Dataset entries
════════

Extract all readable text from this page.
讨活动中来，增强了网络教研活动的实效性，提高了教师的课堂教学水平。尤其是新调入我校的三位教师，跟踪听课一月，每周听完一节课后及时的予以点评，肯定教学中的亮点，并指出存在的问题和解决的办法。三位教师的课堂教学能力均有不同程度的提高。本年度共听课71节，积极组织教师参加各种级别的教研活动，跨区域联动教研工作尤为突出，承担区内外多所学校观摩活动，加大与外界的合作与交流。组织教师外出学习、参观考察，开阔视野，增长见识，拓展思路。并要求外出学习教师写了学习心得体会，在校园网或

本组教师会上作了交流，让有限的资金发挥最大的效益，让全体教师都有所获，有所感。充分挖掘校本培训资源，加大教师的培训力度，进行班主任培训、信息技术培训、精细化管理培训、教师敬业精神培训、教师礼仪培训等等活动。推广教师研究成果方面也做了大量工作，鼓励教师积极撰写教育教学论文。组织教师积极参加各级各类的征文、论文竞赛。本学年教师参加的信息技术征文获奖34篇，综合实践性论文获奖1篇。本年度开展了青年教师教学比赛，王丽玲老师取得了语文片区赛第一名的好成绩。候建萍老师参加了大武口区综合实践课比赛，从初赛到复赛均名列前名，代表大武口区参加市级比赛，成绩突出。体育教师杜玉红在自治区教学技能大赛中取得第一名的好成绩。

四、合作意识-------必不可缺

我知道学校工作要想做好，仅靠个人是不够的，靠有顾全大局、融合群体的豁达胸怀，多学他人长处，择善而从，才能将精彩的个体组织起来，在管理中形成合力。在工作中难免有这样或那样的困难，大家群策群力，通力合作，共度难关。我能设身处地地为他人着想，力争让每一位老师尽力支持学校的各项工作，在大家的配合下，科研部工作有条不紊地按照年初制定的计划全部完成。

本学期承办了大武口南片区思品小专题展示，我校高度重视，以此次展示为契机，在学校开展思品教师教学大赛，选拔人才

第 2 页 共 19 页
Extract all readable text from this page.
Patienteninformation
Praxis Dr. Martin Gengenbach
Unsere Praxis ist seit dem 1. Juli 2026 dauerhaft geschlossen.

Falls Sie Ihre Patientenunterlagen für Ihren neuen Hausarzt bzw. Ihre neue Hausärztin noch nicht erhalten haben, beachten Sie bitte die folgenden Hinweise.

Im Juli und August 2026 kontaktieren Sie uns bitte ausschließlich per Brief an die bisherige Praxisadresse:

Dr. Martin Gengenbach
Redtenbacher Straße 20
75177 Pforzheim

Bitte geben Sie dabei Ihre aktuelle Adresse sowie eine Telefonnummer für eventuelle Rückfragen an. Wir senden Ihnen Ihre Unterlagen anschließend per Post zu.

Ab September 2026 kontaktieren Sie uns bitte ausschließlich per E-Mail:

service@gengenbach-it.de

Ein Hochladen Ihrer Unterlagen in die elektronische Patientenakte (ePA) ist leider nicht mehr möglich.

════════

» **What is needed**
What is the number of lines above that contain the string "Martin"? Answer with the number alone.

» **The solution**
2